| Task prompt |
Every record should be copied exactly, except that pictures are to be omitted.

| Supplied data |
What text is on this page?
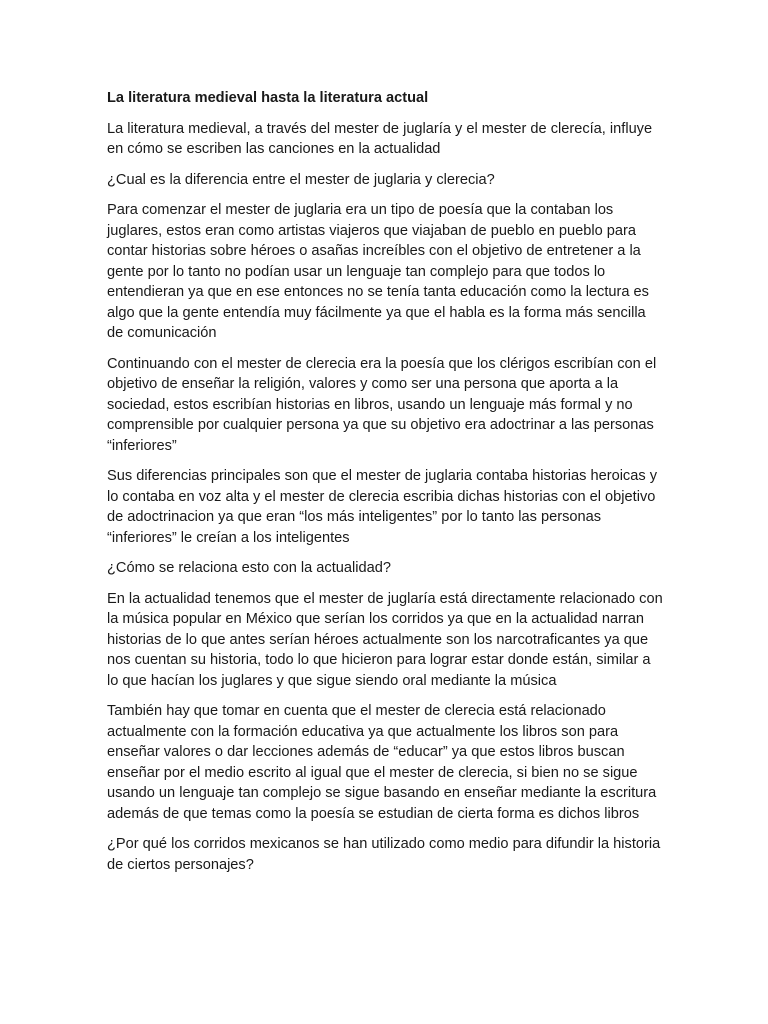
La literatura medieval hasta la literatura actual

La literatura medieval, a través del mester de juglaría y el mester de clerecía, influye en cómo se escriben las canciones en la actualidad

¿Cual es la diferencia entre el mester de juglaria y clerecia?

Para comenzar el mester de juglaria era un tipo de poesía que la contaban los juglares, estos eran como artistas viajeros que viajaban de pueblo en pueblo para contar historias sobre héroes o asañas increíbles con el objetivo de entretener a la gente por lo tanto no podían usar un lenguaje tan complejo para que todos lo entendieran ya que en ese entonces no se tenía tanta educación como la lectura es algo que la gente entendía muy fácilmente ya que el habla es la forma más sencilla de comunicación

Continuando con el mester de clerecia era la poesía que los clérigos escribían con el objetivo de enseñar la religión, valores y como ser una persona que aporta a la sociedad, estos escribían historias en libros, usando un lenguaje más formal y no comprensible por cualquier persona ya que su objetivo era adoctrinar a las personas “inferiores”

Sus diferencias principales son que el mester de juglaria contaba historias heroicas y lo contaba en voz alta y el mester de clerecia escribia dichas historias con el objetivo de adoctrinacion ya que eran “los más inteligentes” por lo tanto las personas “inferiores” le creían a los inteligentes

¿Cómo se relaciona esto con la actualidad?

En la actualidad tenemos que el mester de juglaría está directamente relacionado con la música popular en México que serían los corridos ya que en la actualidad narran historias de lo que antes serían héroes actualmente son los narcotraficantes ya que nos cuentan su historia, todo lo que hicieron para lograr estar donde están, similar a lo que hacían los juglares y que sigue siendo oral mediante la música

También hay que tomar en cuenta que el mester de clerecia está relacionado actualmente con la formación educativa ya que actualmente los libros son para enseñar valores o dar lecciones además de “educar” ya que estos libros buscan enseñar por el medio escrito al igual que el mester de clerecia, si bien no se sigue usando un lenguaje tan complejo se sigue basando en enseñar mediante la escritura además de que temas como la poesía se estudian de cierta forma es dichos libros

¿Por qué los corridos mexicanos se han utilizado como medio para difundir la historia de ciertos personajes?
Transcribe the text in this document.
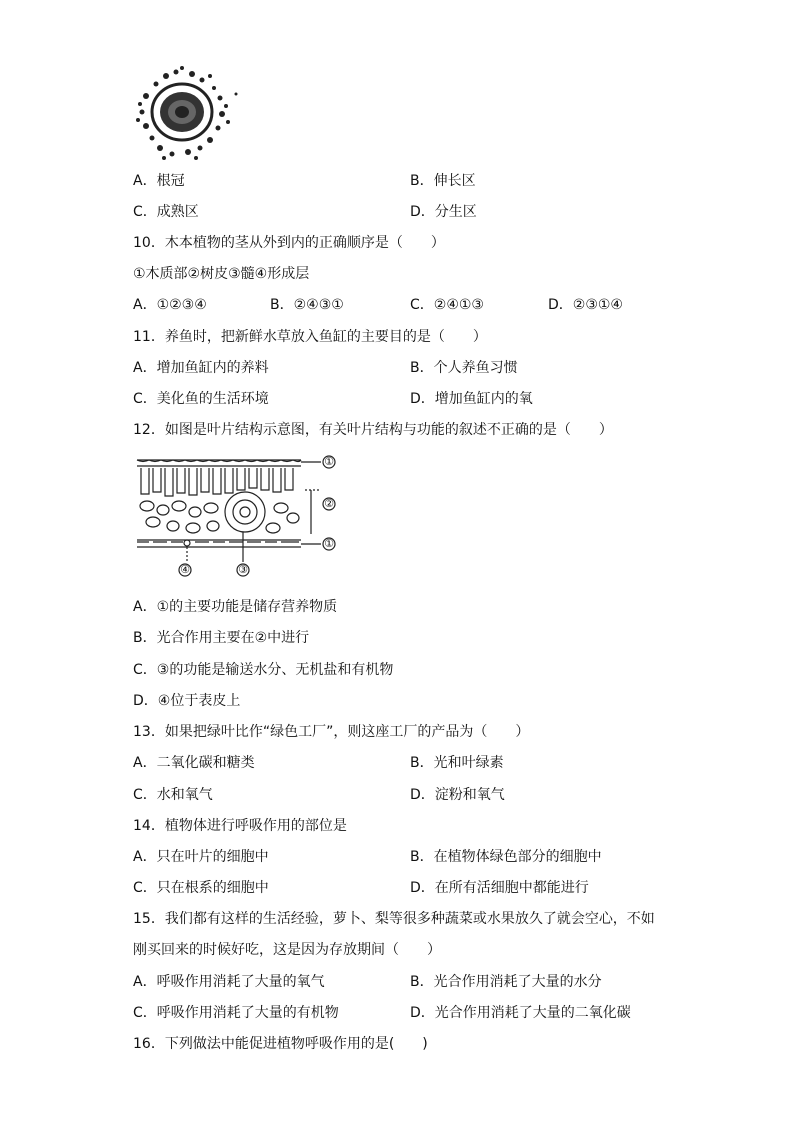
A．根冠	B．伸长区
C．成熟区	D．分生区
10．木本植物的茎从外到内的正确顺序是（　　）
①木质部②树皮③髓④形成层
A．①②③④	B．②④③①	C．②④①③	D．②③①④
11．养鱼时，把新鲜水草放入鱼缸的主要目的是（　　）
A．增加鱼缸内的养料	B．个人养鱼习惯
C．美化鱼的生活环境	D．增加鱼缸内的氧
12．如图是叶片结构示意图，有关叶片结构与功能的叙述不正确的是（　　）
A．①的主要功能是储存营养物质
B．光合作用主要在②中进行
C．③的功能是输送水分、无机盐和有机物
D．④位于表皮上
13．如果把绿叶比作“绿色工厂”，则这座工厂的产品为（　　）
A．二氧化碳和糖类	B．光和叶绿素
C．水和氧气	D．淀粉和氧气
14．植物体进行呼吸作用的部位是
A．只在叶片的细胞中	B．在植物体绿色部分的细胞中
C．只在根系的细胞中	D．在所有活细胞中都能进行
15．我们都有这样的生活经验，萝卜、梨等很多种蔬菜或水果放久了就会空心，不如
刚买回来的时候好吃，这是因为存放期间（　　）
A．呼吸作用消耗了大量的氧气	B．光合作用消耗了大量的水分
C．呼吸作用消耗了大量的有机物	D．光合作用消耗了大量的二氧化碳
16．下列做法中能促进植物呼吸作用的是(　　)
①
②
①
④	③
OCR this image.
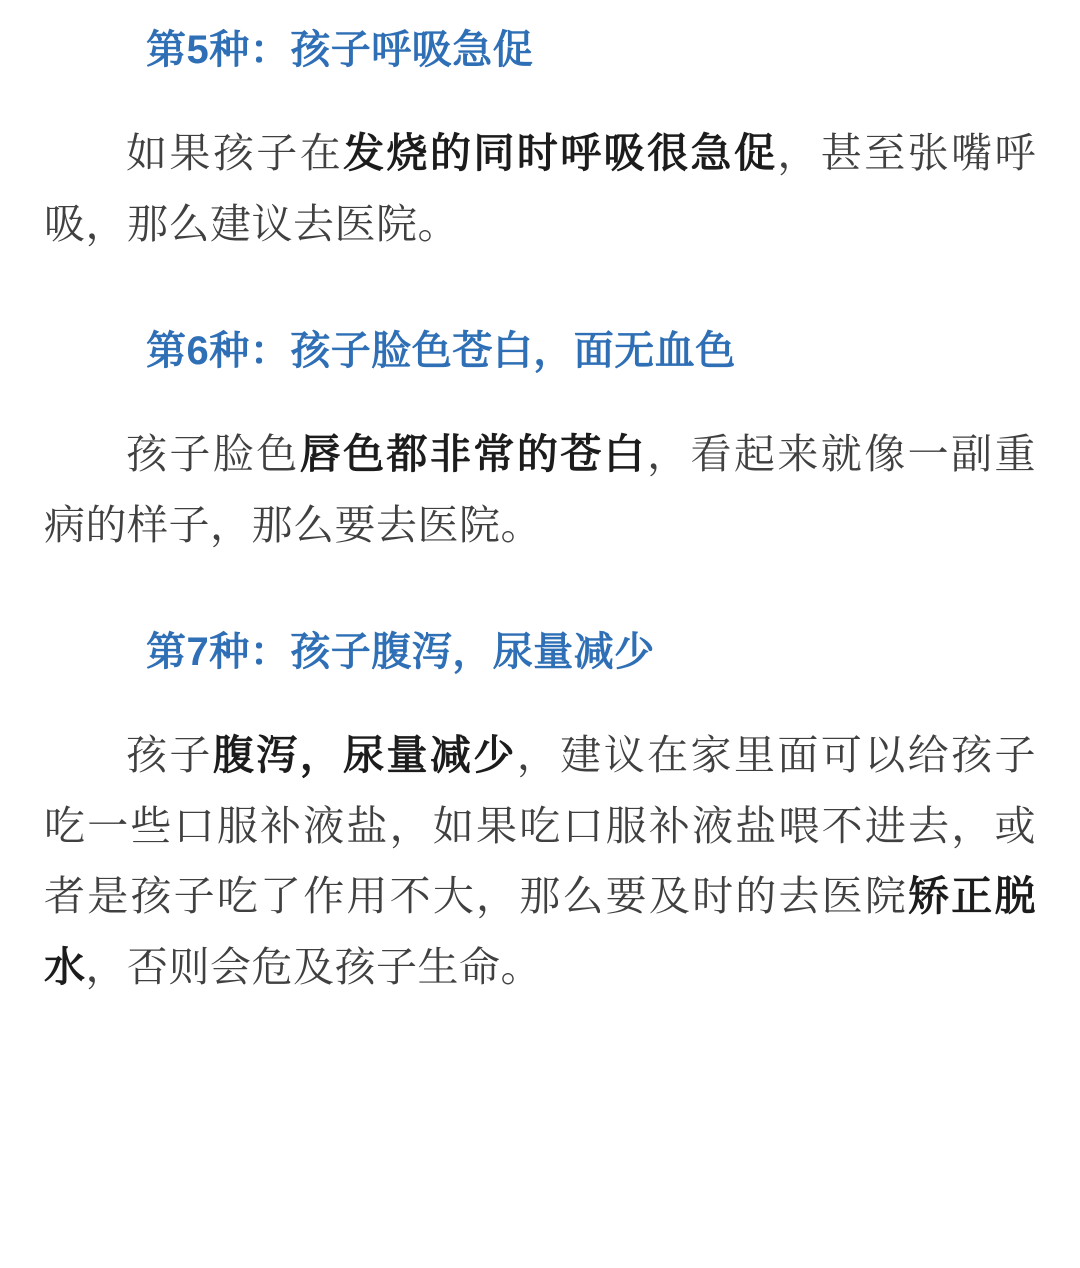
第5种：孩子呼吸急促

如果孩子在发烧的同时呼吸很急促，甚至张嘴呼吸，那么建议去医院。

第6种：孩子脸色苍白，面无血色

孩子脸色唇色都非常的苍白，看起来就像一副重病的样子，那么要去医院。

第7种：孩子腹泻，尿量减少

孩子腹泻，尿量减少，建议在家里面可以给孩子吃一些口服补液盐，如果吃口服补液盐喂不进去，或者是孩子吃了作用不大，那么要及时的去医院矫正脱水，否则会危及孩子生命。
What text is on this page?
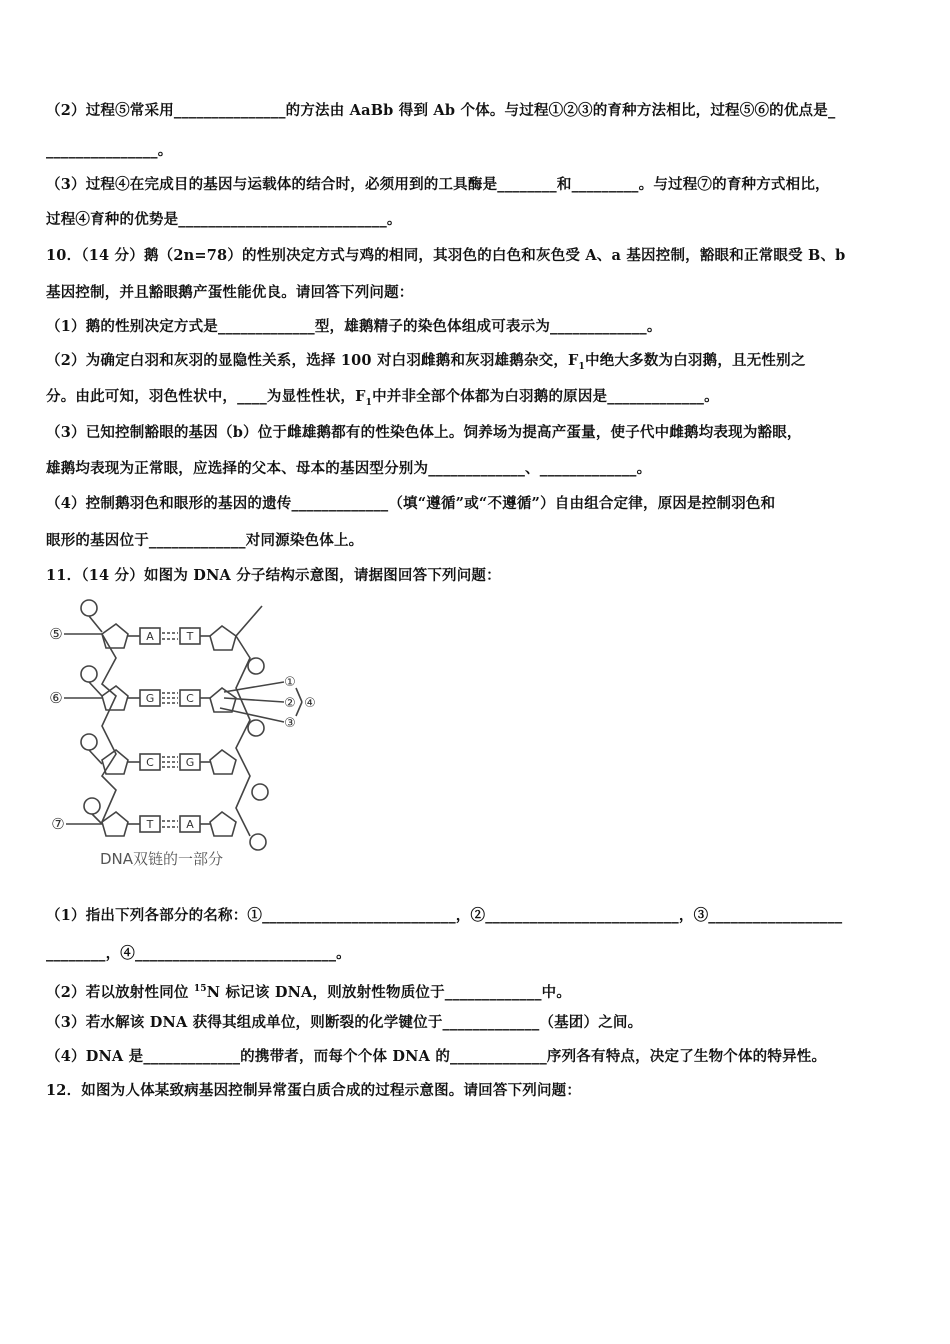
（2）过程⑤常采用_______________的方法由 AaBb 得到 Ab 个体。与过程①②③的育种方法相比，过程⑤⑥的优点是_
_______________。
（3）过程④在完成目的基因与运载体的结合时，必须用到的工具酶是________和_________。与过程⑦的育种方式相比，
过程④育种的优势是____________________________。
10．（14 分）鹅（2n=78）的性别决定方式与鸡的相同，其羽色的白色和灰色受 A、a 基因控制，豁眼和正常眼受 B、b
基因控制，并且豁眼鹅产蛋性能优良。请回答下列问题：
（1）鹅的性别决定方式是_____________型，雄鹅精子的染色体组成可表示为_____________。
（2）为确定白羽和灰羽的显隐性关系，选择 100 对白羽雌鹅和灰羽雄鹅杂交，$F_1$中绝大多数为白羽鹅，且无性别之
分。由此可知，羽色性状中，____为显性性状，$F_1$中并非全部个体都为白羽鹅的原因是_____________。
（3）已知控制豁眼的基因（b）位于雌雄鹅都有的性染色体上。饲养场为提高产蛋量，使子代中雌鹅均表现为豁眼，
雄鹅均表现为正常眼，应选择的父本、母本的基因型分别为_____________、_____________。
（4）控制鹅羽色和眼形的基因的遗传_____________（填“遵循”或“不遵循”）自由组合定律，原因是控制羽色和
眼形的基因位于_____________对同源染色体上。
11．（14 分）如图为 DNA 分子结构示意图，请据图回答下列问题：
A	T
G	C
C	G
T	A
⑤
⑥
⑦
①
②
③
④
DNA双链的一部分
（1）指出下列各部分的名称：①__________________________，②__________________________，③__________________
________，④___________________________。
（2）若以放射性同位 $^{15}$N 标记该 DNA，则放射性物质位于_____________中。
（3）若水解该 DNA 获得其组成单位，则断裂的化学键位于_____________（基团）之间。
（4）DNA 是_____________的携带者，而每个个体 DNA 的_____________序列各有特点，决定了生物个体的特异性。
12．如图为人体某致病基因控制异常蛋白质合成的过程示意图。请回答下列问题：
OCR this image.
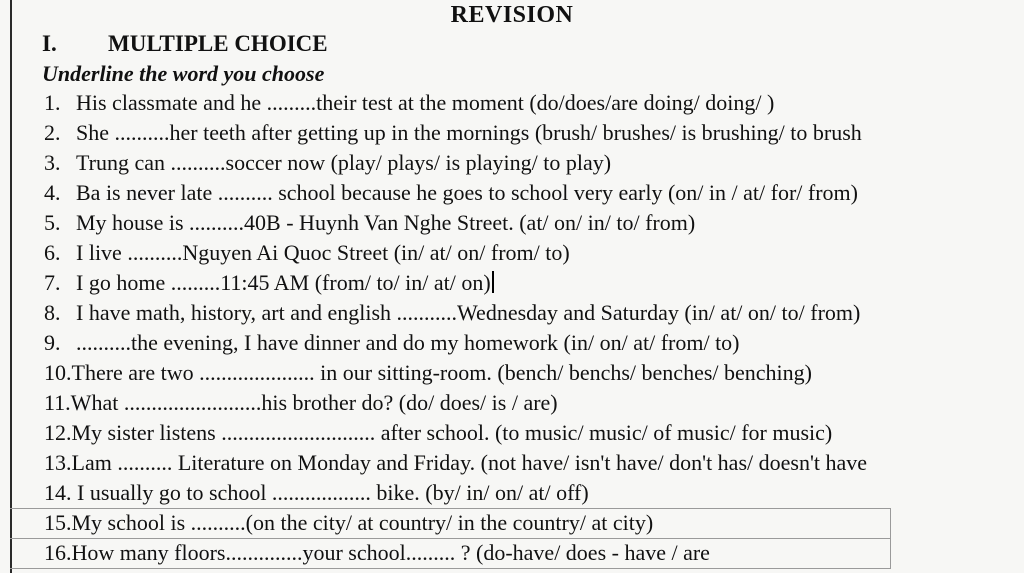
REVISION
I. MULTIPLE CHOICE
Underline the word you choose
1. His classmate and he .........their test at the moment (do/does/are doing/ doing/ )
2. She ..........her teeth after getting up in the mornings (brush/ brushes/ is brushing/ to brush
3. Trung can ..........soccer now (play/ plays/ is playing/ to play)
4. Ba is never late .......... school because he goes to school very early (on/ in / at/ for/ from)
5. My house is ..........40B - Huynh Van Nghe Street. (at/ on/ in/ to/ from)
6. I live ..........Nguyen Ai Quoc Street (in/ at/ on/ from/ to)
7. I go home .........11:45 AM (from/ to/ in/ at/ on)
8. I have math, history, art and english ...........Wednesday and Saturday (in/ at/ on/ to/ from)
9. ..........the evening, I have dinner and do my homework (in/ on/ at/ from/ to)
10.There are two ..................... in our sitting-room. (bench/ benchs/ benches/ benching)
11.What .........................his brother do? (do/ does/ is / are)
12.My sister listens ............................ after school. (to music/ music/ of music/ for music)
13.Lam .......... Literature on Monday and Friday. (not have/ isn't have/ don't has/ doesn't have
14. I usually go to school .................. bike. (by/ in/ on/ at/ off)
15.My school is ..........(on the city/ at country/ in the country/ at city)
16.How many floors..............your school......... ? (do-have/ does - have / are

| Response to this exercise |
What text is on this page?
La literatura medieval hasta la literatura actual

La literatura medieval, a través del mester de juglaría y el mester de clerecía, influye en cómo se escriben las canciones en la actualidad

¿Cual es la diferencia entre el mester de juglaria y clerecia?

Para comenzar el mester de juglaria era un tipo de poesía que la contaban los juglares, estos eran como artistas viajeros que viajaban de pueblo en pueblo para contar historias sobre héroes o asañas increíbles con el objetivo de entretener a la gente por lo tanto no podían usar un lenguaje tan complejo para que todos lo entendieran ya que en ese entonces no se tenía tanta educación como la lectura es algo que la gente entendía muy fácilmente ya que el habla es la forma más sencilla de comunicación

Continuando con el mester de clerecia era la poesía que los clérigos escribían con el objetivo de enseñar la religión, valores y como ser una persona que aporta a la sociedad, estos escribían historias en libros, usando un lenguaje más formal y no comprensible por cualquier persona ya que su objetivo era adoctrinar a las personas “inferiores”

Sus diferencias principales son que el mester de juglaria contaba historias heroicas y lo contaba en voz alta y el mester de clerecia escribia dichas historias con el objetivo de adoctrinacion ya que eran “los más inteligentes” por lo tanto las personas “inferiores” le creían a los inteligentes

¿Cómo se relaciona esto con la actualidad?

En la actualidad tenemos que el mester de juglaría está directamente relacionado con la música popular en México que serían los corridos ya que en la actualidad narran historias de lo que antes serían héroes actualmente son los narcotraficantes ya que nos cuentan su historia, todo lo que hicieron para lograr estar donde están, similar a lo que hacían los juglares y que sigue siendo oral mediante la música

También hay que tomar en cuenta que el mester de clerecia está relacionado actualmente con la formación educativa ya que actualmente los libros son para enseñar valores o dar lecciones además de “educar” ya que estos libros buscan enseñar por el medio escrito al igual que el mester de clerecia, si bien no se sigue usando un lenguaje tan complejo se sigue basando en enseñar mediante la escritura además de que temas como la poesía se estudian de cierta forma es dichos libros

¿Por qué los corridos mexicanos se han utilizado como medio para difundir la historia de ciertos personajes?
Transcribe the text in this document.
A．根冠	B．伸长区
C．成熟区	D．分生区
10．木本植物的茎从外到内的正确顺序是（　　）
①木质部②树皮③髓④形成层
A．①②③④	B．②④③①	C．②④①③	D．②③①④
11．养鱼时，把新鲜水草放入鱼缸的主要目的是（　　）
A．增加鱼缸内的养料	B．个人养鱼习惯
C．美化鱼的生活环境	D．增加鱼缸内的氧
12．如图是叶片结构示意图，有关叶片结构与功能的叙述不正确的是（　　）
A．①的主要功能是储存营养物质
B．光合作用主要在②中进行
C．③的功能是输送水分、无机盐和有机物
D．④位于表皮上
13．如果把绿叶比作“绿色工厂”，则这座工厂的产品为（　　）
A．二氧化碳和糖类	B．光和叶绿素
C．水和氧气	D．淀粉和氧气
14．植物体进行呼吸作用的部位是
A．只在叶片的细胞中	B．在植物体绿色部分的细胞中
C．只在根系的细胞中	D．在所有活细胞中都能进行
15．我们都有这样的生活经验，萝卜、梨等很多种蔬菜或水果放久了就会空心，不如
刚买回来的时候好吃，这是因为存放期间（　　）
A．呼吸作用消耗了大量的氧气	B．光合作用消耗了大量的水分
C．呼吸作用消耗了大量的有机物	D．光合作用消耗了大量的二氧化碳
16．下列做法中能促进植物呼吸作用的是(　　)
①
②
①
④	③
OCR this image.
第5种：孩子呼吸急促

如果孩子在发烧的同时呼吸很急促，甚至张嘴呼吸，那么建议去医院。

第6种：孩子脸色苍白，面无血色

孩子脸色唇色都非常的苍白，看起来就像一副重病的样子，那么要去医院。

第7种：孩子腹泻，尿量减少

孩子腹泻，尿量减少，建议在家里面可以给孩子吃一些口服补液盐，如果吃口服补液盐喂不进去，或者是孩子吃了作用不大，那么要及时的去医院矫正脱水，否则会危及孩子生命。
What text is on this page?
（2）过程⑤常采用_______________的方法由 AaBb 得到 Ab 个体。与过程①②③的育种方法相比，过程⑤⑥的优点是_
_______________。
（3）过程④在完成目的基因与运载体的结合时，必须用到的工具酶是________和_________。与过程⑦的育种方式相比，
过程④育种的优势是____________________________。
10．（14 分）鹅（2n=78）的性别决定方式与鸡的相同，其羽色的白色和灰色受 A、a 基因控制，豁眼和正常眼受 B、b
基因控制，并且豁眼鹅产蛋性能优良。请回答下列问题：
（1）鹅的性别决定方式是_____________型，雄鹅精子的染色体组成可表示为_____________。
（2）为确定白羽和灰羽的显隐性关系，选择 100 对白羽雌鹅和灰羽雄鹅杂交，$F_1$中绝大多数为白羽鹅，且无性别之
分。由此可知，羽色性状中，____为显性性状，$F_1$中并非全部个体都为白羽鹅的原因是_____________。
（3）已知控制豁眼的基因（b）位于雌雄鹅都有的性染色体上。饲养场为提高产蛋量，使子代中雌鹅均表现为豁眼，
雄鹅均表现为正常眼，应选择的父本、母本的基因型分别为_____________、_____________。
（4）控制鹅羽色和眼形的基因的遗传_____________（填“遵循”或“不遵循”）自由组合定律，原因是控制羽色和
眼形的基因位于_____________对同源染色体上。
11．（14 分）如图为 DNA 分子结构示意图，请据图回答下列问题：
A	T
G	C
C	G
T	A
⑤
⑥
⑦
①
②
③
④
DNA双链的一部分
（1）指出下列各部分的名称：①__________________________，②__________________________，③__________________
________，④___________________________。
（2）若以放射性同位 $^{15}$N 标记该 DNA，则放射性物质位于_____________中。
（3）若水解该 DNA 获得其组成单位，则断裂的化学键位于_____________（基团）之间。
（4）DNA 是_____________的携带者，而每个个体 DNA 的_____________序列各有特点，决定了生物个体的特异性。
12．如图为人体某致病基因控制异常蛋白质合成的过程示意图。请回答下列问题：
OCR this image.
REVISION
I. MULTIPLE CHOICE
Underline the word you choose
1. His classmate and he .........their test at the moment (do/does/are doing/ doing/ )
2. She ..........her teeth after getting up in the mornings (brush/ brushes/ is brushing/ to brush
3. Trung can ..........soccer now (play/ plays/ is playing/ to play)
4. Ba is never late .......... school because he goes to school very early (on/ in / at/ for/ from)
5. My house is ..........40B - Huynh Van Nghe Street. (at/ on/ in/ to/ from)
6. I live ..........Nguyen Ai Quoc Street (in/ at/ on/ from/ to)
7. I go home .........11:45 AM (from/ to/ in/ at/ on)
8. I have math, history, art and english ...........Wednesday and Saturday (in/ at/ on/ to/ from)
9. ..........the evening, I have dinner and do my homework (in/ on/ at/ from/ to)
10.There are two ..................... in our sitting-room. (bench/ benchs/ benches/ benching)
11.What .........................his brother do? (do/ does/ is / are)
12.My sister listens ............................ after school. (to music/ music/ of music/ for music)
13.Lam .......... Literature on Monday and Friday. (not have/ isn't have/ don't has/ doesn't have
14. I usually go to school .................. bike. (by/ in/ on/ at/ off)
15.My school is ..........(on the city/ at country/ in the country/ at city)
16.How many floors..............your school......... ? (do-have/ does - have / are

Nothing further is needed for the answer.